▸ **ENTRIES**:

[Start]

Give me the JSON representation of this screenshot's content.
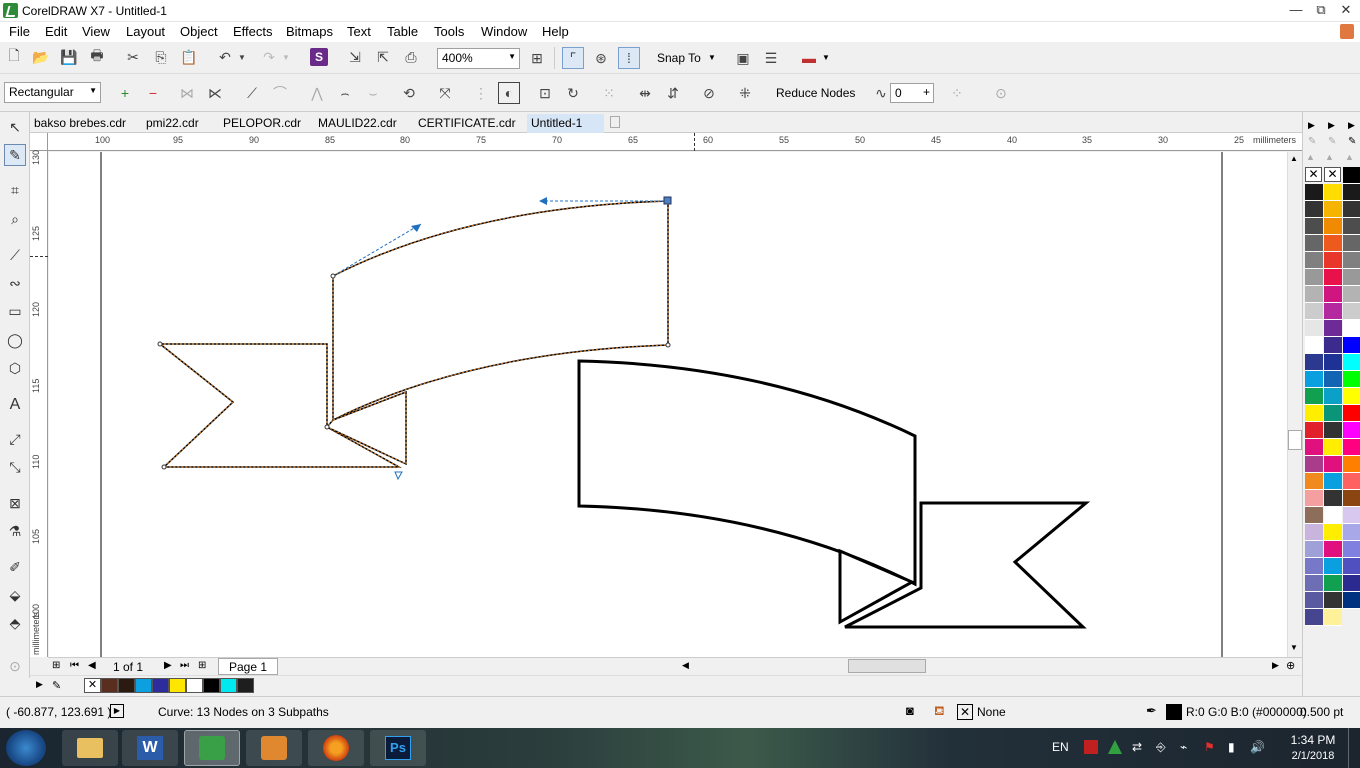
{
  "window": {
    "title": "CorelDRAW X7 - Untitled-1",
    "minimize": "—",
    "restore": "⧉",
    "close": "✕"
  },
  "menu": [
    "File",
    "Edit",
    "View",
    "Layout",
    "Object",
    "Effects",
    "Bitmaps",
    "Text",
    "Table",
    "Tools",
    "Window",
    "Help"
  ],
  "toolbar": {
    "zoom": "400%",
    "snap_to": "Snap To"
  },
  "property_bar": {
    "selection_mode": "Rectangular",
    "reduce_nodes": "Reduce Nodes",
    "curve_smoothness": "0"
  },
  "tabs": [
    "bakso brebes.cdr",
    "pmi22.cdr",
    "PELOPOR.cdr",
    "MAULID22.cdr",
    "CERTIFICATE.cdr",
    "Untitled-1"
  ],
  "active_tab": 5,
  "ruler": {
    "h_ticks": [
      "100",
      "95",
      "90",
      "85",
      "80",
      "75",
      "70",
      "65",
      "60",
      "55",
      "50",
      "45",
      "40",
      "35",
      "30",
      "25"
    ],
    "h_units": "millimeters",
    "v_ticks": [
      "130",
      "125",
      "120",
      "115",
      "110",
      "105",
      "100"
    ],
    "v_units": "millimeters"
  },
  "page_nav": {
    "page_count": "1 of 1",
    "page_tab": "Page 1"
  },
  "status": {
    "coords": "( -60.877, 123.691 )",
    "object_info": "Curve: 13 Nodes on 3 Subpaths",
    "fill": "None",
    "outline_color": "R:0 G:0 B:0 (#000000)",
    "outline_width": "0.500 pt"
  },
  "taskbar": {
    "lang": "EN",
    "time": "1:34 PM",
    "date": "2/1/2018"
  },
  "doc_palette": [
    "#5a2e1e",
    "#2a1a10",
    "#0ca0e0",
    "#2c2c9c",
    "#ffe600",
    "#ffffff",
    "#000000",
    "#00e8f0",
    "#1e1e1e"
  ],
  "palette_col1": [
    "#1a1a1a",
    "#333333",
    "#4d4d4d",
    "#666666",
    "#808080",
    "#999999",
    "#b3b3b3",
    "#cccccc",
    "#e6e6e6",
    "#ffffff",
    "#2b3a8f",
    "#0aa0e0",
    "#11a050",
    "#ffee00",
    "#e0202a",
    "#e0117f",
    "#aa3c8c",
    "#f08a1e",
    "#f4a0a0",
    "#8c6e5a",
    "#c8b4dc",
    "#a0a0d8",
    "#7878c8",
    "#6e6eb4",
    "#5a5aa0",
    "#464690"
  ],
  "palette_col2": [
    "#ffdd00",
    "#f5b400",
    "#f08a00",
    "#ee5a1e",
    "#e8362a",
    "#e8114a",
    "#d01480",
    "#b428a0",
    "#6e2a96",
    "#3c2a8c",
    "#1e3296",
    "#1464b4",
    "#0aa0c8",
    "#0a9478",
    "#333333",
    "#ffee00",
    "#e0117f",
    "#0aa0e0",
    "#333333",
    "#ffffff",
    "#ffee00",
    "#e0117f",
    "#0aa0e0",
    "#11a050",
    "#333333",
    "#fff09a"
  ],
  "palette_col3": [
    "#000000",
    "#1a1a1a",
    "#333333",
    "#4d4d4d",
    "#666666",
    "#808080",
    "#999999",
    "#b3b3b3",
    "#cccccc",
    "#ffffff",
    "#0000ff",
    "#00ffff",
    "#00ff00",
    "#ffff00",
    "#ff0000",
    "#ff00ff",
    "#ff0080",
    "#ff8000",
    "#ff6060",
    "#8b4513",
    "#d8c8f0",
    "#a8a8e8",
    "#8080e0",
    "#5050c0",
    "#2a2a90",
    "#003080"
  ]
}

[End]

▸ **EXERCISE PROMPT**: Without including any picture, retype the entries exactly.

▸ **CORRECT RESPONSE**:
Give me the JSON representation of this screenshot's content.
{
  "window": {
    "title": "CorelDRAW X7 - Untitled-1",
    "minimize": "—",
    "restore": "⧉",
    "close": "✕"
  },
  "menu": [
    "File",
    "Edit",
    "View",
    "Layout",
    "Object",
    "Effects",
    "Bitmaps",
    "Text",
    "Table",
    "Tools",
    "Window",
    "Help"
  ],
  "toolbar": {
    "zoom": "400%",
    "snap_to": "Snap To"
  },
  "property_bar": {
    "selection_mode": "Rectangular",
    "reduce_nodes": "Reduce Nodes",
    "curve_smoothness": "0"
  },
  "tabs": [
    "bakso brebes.cdr",
    "pmi22.cdr",
    "PELOPOR.cdr",
    "MAULID22.cdr",
    "CERTIFICATE.cdr",
    "Untitled-1"
  ],
  "active_tab": 5,
  "ruler": {
    "h_ticks": [
      "100",
      "95",
      "90",
      "85",
      "80",
      "75",
      "70",
      "65",
      "60",
      "55",
      "50",
      "45",
      "40",
      "35",
      "30",
      "25"
    ],
    "h_units": "millimeters",
    "v_ticks": [
      "130",
      "125",
      "120",
      "115",
      "110",
      "105",
      "100"
    ],
    "v_units": "millimeters"
  },
  "page_nav": {
    "page_count": "1 of 1",
    "page_tab": "Page 1"
  },
  "status": {
    "coords": "( -60.877, 123.691 )",
    "object_info": "Curve: 13 Nodes on 3 Subpaths",
    "fill": "None",
    "outline_color": "R:0 G:0 B:0 (#000000)",
    "outline_width": "0.500 pt"
  },
  "taskbar": {
    "lang": "EN",
    "time": "1:34 PM",
    "date": "2/1/2018"
  },
  "doc_palette": [
    "#5a2e1e",
    "#2a1a10",
    "#0ca0e0",
    "#2c2c9c",
    "#ffe600",
    "#ffffff",
    "#000000",
    "#00e8f0",
    "#1e1e1e"
  ],
  "palette_col1": [
    "#1a1a1a",
    "#333333",
    "#4d4d4d",
    "#666666",
    "#808080",
    "#999999",
    "#b3b3b3",
    "#cccccc",
    "#e6e6e6",
    "#ffffff",
    "#2b3a8f",
    "#0aa0e0",
    "#11a050",
    "#ffee00",
    "#e0202a",
    "#e0117f",
    "#aa3c8c",
    "#f08a1e",
    "#f4a0a0",
    "#8c6e5a",
    "#c8b4dc",
    "#a0a0d8",
    "#7878c8",
    "#6e6eb4",
    "#5a5aa0",
    "#464690"
  ],
  "palette_col2": [
    "#ffdd00",
    "#f5b400",
    "#f08a00",
    "#ee5a1e",
    "#e8362a",
    "#e8114a",
    "#d01480",
    "#b428a0",
    "#6e2a96",
    "#3c2a8c",
    "#1e3296",
    "#1464b4",
    "#0aa0c8",
    "#0a9478",
    "#333333",
    "#ffee00",
    "#e0117f",
    "#0aa0e0",
    "#333333",
    "#ffffff",
    "#ffee00",
    "#e0117f",
    "#0aa0e0",
    "#11a050",
    "#333333",
    "#fff09a"
  ],
  "palette_col3": [
    "#000000",
    "#1a1a1a",
    "#333333",
    "#4d4d4d",
    "#666666",
    "#808080",
    "#999999",
    "#b3b3b3",
    "#cccccc",
    "#ffffff",
    "#0000ff",
    "#00ffff",
    "#00ff00",
    "#ffff00",
    "#ff0000",
    "#ff00ff",
    "#ff0080",
    "#ff8000",
    "#ff6060",
    "#8b4513",
    "#d8c8f0",
    "#a8a8e8",
    "#8080e0",
    "#5050c0",
    "#2a2a90",
    "#003080"
  ]
}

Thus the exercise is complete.